**PROBLEM STATEMENT**
Gather up every line that includes the string "etiā".

**TASK INPUTS**
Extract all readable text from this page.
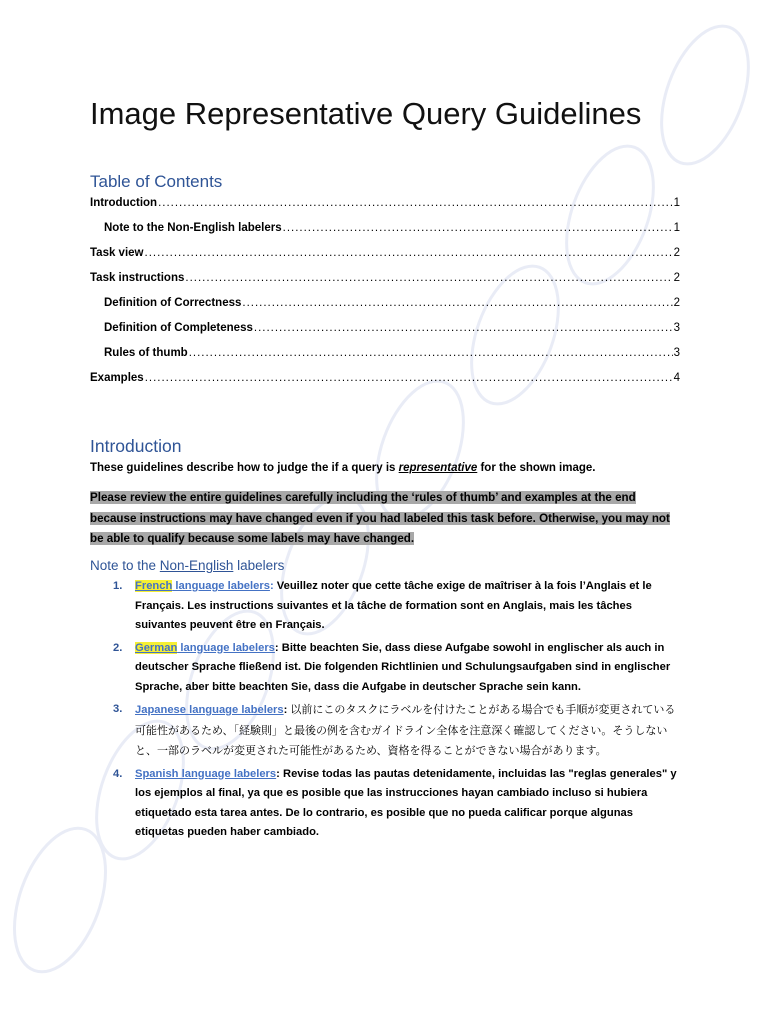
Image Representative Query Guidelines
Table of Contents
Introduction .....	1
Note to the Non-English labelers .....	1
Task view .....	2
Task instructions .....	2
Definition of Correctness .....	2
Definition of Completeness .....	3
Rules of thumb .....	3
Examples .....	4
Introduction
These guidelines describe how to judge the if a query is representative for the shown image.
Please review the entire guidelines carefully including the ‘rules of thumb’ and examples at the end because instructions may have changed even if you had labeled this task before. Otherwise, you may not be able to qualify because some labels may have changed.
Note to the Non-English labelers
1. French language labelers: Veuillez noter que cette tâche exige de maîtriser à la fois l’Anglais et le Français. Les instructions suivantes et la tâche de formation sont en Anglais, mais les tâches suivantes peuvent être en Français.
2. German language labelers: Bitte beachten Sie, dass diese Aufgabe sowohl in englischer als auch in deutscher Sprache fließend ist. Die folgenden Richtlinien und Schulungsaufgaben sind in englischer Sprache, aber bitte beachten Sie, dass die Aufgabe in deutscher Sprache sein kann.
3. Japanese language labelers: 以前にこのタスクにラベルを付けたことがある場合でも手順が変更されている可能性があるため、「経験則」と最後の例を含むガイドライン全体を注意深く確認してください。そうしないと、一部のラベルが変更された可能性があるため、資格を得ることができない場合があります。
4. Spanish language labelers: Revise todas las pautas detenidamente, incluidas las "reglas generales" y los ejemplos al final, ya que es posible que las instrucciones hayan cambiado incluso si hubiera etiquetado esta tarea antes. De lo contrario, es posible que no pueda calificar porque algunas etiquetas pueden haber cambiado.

* * *

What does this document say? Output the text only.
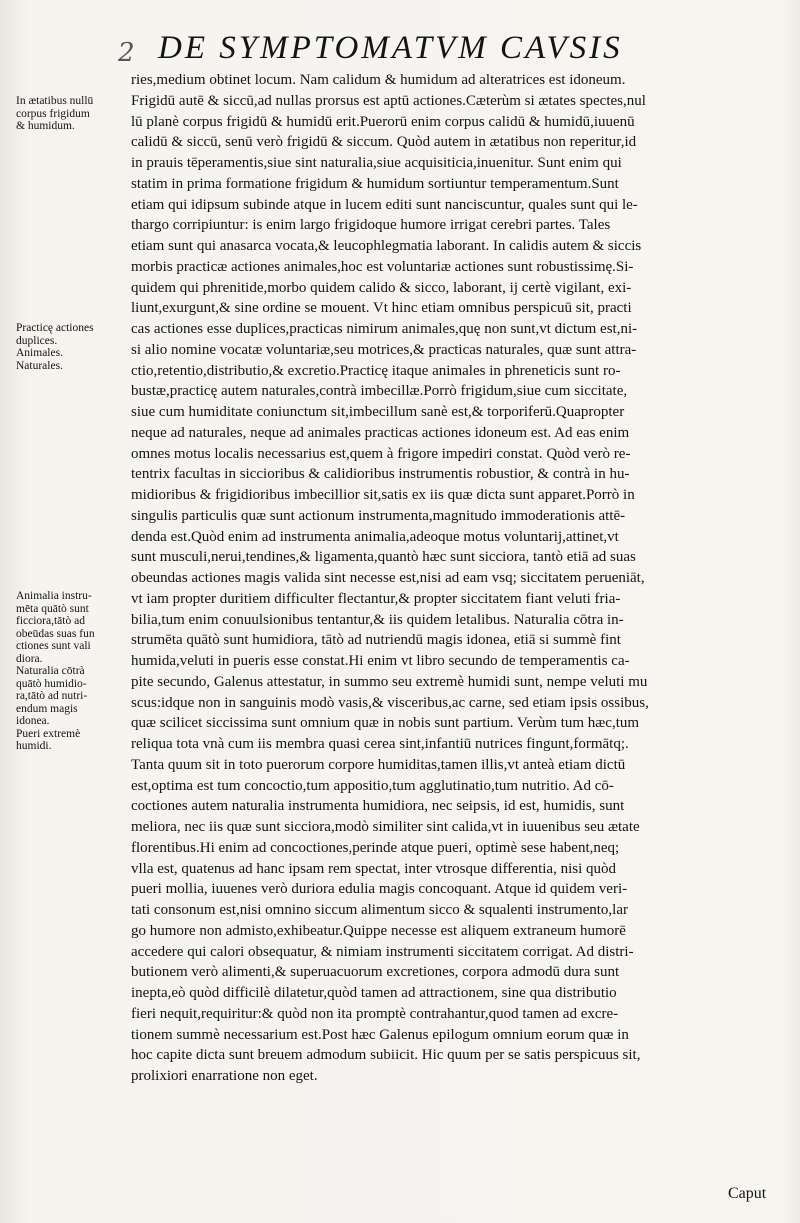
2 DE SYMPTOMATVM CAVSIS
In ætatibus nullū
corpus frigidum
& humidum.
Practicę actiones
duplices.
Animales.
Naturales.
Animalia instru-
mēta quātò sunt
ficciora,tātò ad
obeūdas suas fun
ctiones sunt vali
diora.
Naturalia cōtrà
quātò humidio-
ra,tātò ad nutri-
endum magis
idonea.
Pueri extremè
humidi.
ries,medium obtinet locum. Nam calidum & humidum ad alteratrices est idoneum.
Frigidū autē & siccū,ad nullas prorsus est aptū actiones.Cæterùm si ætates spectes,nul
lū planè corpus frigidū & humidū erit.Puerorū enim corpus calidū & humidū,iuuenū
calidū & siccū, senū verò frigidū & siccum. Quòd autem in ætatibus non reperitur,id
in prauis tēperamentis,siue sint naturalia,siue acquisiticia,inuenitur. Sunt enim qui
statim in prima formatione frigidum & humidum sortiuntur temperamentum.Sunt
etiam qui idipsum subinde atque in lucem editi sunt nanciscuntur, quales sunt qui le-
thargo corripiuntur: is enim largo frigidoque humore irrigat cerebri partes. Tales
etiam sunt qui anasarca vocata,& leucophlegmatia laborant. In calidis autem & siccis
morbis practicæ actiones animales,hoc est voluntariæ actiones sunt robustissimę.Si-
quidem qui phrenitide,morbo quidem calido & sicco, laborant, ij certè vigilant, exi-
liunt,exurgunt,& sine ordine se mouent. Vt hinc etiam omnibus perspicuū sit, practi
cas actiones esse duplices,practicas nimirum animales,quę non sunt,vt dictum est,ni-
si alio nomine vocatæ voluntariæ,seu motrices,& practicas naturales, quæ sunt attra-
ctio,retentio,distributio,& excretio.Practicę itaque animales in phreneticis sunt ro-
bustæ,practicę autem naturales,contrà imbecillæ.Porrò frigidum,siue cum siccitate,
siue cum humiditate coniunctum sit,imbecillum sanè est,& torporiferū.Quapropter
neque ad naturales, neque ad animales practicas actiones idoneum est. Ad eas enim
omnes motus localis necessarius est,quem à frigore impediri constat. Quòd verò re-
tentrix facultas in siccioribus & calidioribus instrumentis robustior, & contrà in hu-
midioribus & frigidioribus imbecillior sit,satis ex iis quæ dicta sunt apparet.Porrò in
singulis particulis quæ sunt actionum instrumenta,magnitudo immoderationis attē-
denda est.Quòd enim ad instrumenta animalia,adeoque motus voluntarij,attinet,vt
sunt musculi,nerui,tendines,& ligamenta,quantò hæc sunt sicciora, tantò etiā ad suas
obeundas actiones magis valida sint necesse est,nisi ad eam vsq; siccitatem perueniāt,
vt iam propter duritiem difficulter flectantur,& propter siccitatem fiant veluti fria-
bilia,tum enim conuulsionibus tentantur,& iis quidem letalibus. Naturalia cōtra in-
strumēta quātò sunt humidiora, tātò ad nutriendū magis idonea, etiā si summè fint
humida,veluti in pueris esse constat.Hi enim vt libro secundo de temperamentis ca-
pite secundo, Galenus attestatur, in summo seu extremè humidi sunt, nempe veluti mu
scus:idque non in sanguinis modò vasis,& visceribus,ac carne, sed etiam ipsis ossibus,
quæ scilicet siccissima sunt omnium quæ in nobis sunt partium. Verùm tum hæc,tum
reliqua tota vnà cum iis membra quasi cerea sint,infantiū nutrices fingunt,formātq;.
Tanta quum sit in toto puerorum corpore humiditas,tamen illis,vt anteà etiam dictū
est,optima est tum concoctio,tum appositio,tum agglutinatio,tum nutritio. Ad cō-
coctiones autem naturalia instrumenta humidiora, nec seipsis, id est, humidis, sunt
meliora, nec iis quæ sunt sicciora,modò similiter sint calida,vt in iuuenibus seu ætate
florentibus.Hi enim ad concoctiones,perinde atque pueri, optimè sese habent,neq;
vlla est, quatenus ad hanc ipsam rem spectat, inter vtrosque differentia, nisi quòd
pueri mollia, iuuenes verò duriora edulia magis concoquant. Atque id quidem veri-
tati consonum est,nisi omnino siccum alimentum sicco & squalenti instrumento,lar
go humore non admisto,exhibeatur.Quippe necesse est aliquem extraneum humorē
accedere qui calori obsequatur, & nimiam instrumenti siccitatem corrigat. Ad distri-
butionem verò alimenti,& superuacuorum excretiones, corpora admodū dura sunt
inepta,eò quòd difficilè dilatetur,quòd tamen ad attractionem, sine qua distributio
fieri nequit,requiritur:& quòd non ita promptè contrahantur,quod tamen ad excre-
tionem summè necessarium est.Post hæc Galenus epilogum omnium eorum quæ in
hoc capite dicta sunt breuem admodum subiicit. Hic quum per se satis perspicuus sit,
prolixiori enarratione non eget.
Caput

**RESPONSE FOR THIS EXERCISE**
sunt musculi,nerui,tendines,& ligamenta,quantò hæc sunt sicciora, tantò etiā ad suas
strumēta quātò sunt humidiora, tātò ad nutriendū magis idonea, etiā si summè fint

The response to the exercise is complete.